STATED EXERCISE: Copy the records below exactly, leaving out every picture.

·····

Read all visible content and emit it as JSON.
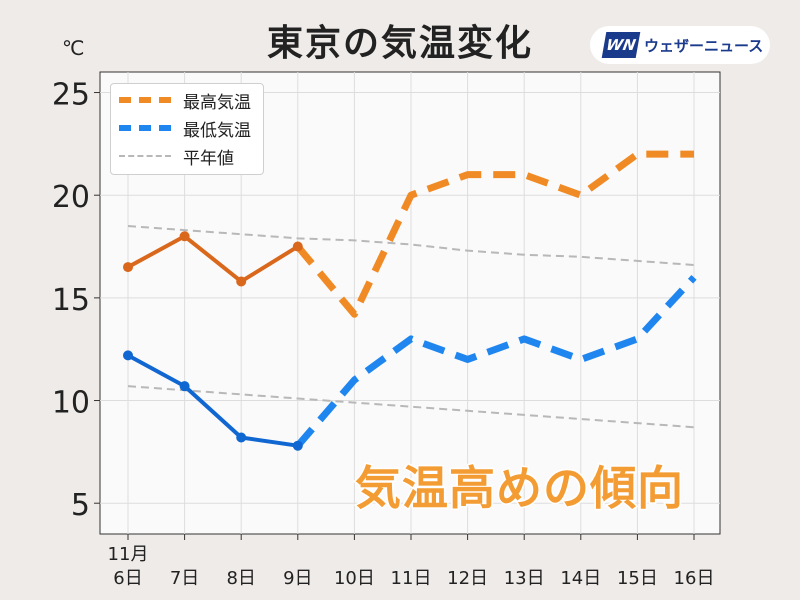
{
  "title": "東京の気温変化",
  "unit": "℃",
  "brand": {
    "logo": "WN",
    "name": "ウェザーニュース"
  },
  "overlay_text": "気温高めの傾向",
  "legend": [
    {
      "key": "high",
      "label": "最高気温"
    },
    {
      "key": "low",
      "label": "最低気温"
    },
    {
      "key": "normal",
      "label": "平年値"
    }
  ],
  "colors": {
    "high_actual": "#d9681c",
    "high_forecast": "#f08a24",
    "low_actual": "#1167d1",
    "low_forecast": "#1f86f0",
    "normal": "#b8b8b8",
    "overlay": "#f39c33",
    "brand": "#1a3a8c"
  },
  "chart_data": {
    "type": "line",
    "month_label": "11月",
    "categories": [
      "6日",
      "7日",
      "8日",
      "9日",
      "10日",
      "11日",
      "12日",
      "13日",
      "14日",
      "15日",
      "16日"
    ],
    "ylim": [
      3.5,
      26
    ],
    "yticks": [
      5,
      10,
      15,
      20,
      25
    ],
    "grid": true,
    "legend_position": "top-left",
    "series": [
      {
        "name": "最高気温",
        "values": [
          16.5,
          18,
          15.8,
          17.5,
          14.2,
          20,
          21,
          21,
          20,
          22,
          22
        ],
        "actual_until_index": 3,
        "style": "solid-then-dashed",
        "markers_on_actual": true
      },
      {
        "name": "最低気温",
        "values": [
          12.2,
          10.7,
          8.2,
          7.8,
          11,
          13,
          12,
          13,
          12,
          13,
          16
        ],
        "actual_until_index": 3,
        "style": "solid-then-dashed",
        "markers_on_actual": true
      },
      {
        "name": "平年値",
        "subseries": [
          {
            "values": [
              18.5,
              18.3,
              18.1,
              17.9,
              17.8,
              17.6,
              17.3,
              17.1,
              17.0,
              16.8,
              16.6
            ]
          },
          {
            "values": [
              10.7,
              10.5,
              10.3,
              10.1,
              9.9,
              9.7,
              9.5,
              9.3,
              9.1,
              8.9,
              8.7
            ]
          }
        ],
        "style": "dashed"
      }
    ]
  }
}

·····

SOLVED PROBLEM:
Read all visible content and emit it as JSON.
{
  "title": "東京の気温変化",
  "unit": "℃",
  "brand": {
    "logo": "WN",
    "name": "ウェザーニュース"
  },
  "overlay_text": "気温高めの傾向",
  "legend": [
    {
      "key": "high",
      "label": "最高気温"
    },
    {
      "key": "low",
      "label": "最低気温"
    },
    {
      "key": "normal",
      "label": "平年値"
    }
  ],
  "colors": {
    "high_actual": "#d9681c",
    "high_forecast": "#f08a24",
    "low_actual": "#1167d1",
    "low_forecast": "#1f86f0",
    "normal": "#b8b8b8",
    "overlay": "#f39c33",
    "brand": "#1a3a8c"
  },
  "chart_data": {
    "type": "line",
    "month_label": "11月",
    "categories": [
      "6日",
      "7日",
      "8日",
      "9日",
      "10日",
      "11日",
      "12日",
      "13日",
      "14日",
      "15日",
      "16日"
    ],
    "ylim": [
      3.5,
      26
    ],
    "yticks": [
      5,
      10,
      15,
      20,
      25
    ],
    "grid": true,
    "legend_position": "top-left",
    "series": [
      {
        "name": "最高気温",
        "values": [
          16.5,
          18,
          15.8,
          17.5,
          14.2,
          20,
          21,
          21,
          20,
          22,
          22
        ],
        "actual_until_index": 3,
        "style": "solid-then-dashed",
        "markers_on_actual": true
      },
      {
        "name": "最低気温",
        "values": [
          12.2,
          10.7,
          8.2,
          7.8,
          11,
          13,
          12,
          13,
          12,
          13,
          16
        ],
        "actual_until_index": 3,
        "style": "solid-then-dashed",
        "markers_on_actual": true
      },
      {
        "name": "平年値",
        "subseries": [
          {
            "values": [
              18.5,
              18.3,
              18.1,
              17.9,
              17.8,
              17.6,
              17.3,
              17.1,
              17.0,
              16.8,
              16.6
            ]
          },
          {
            "values": [
              10.7,
              10.5,
              10.3,
              10.1,
              9.9,
              9.7,
              9.5,
              9.3,
              9.1,
              8.9,
              8.7
            ]
          }
        ],
        "style": "dashed"
      }
    ]
  }
}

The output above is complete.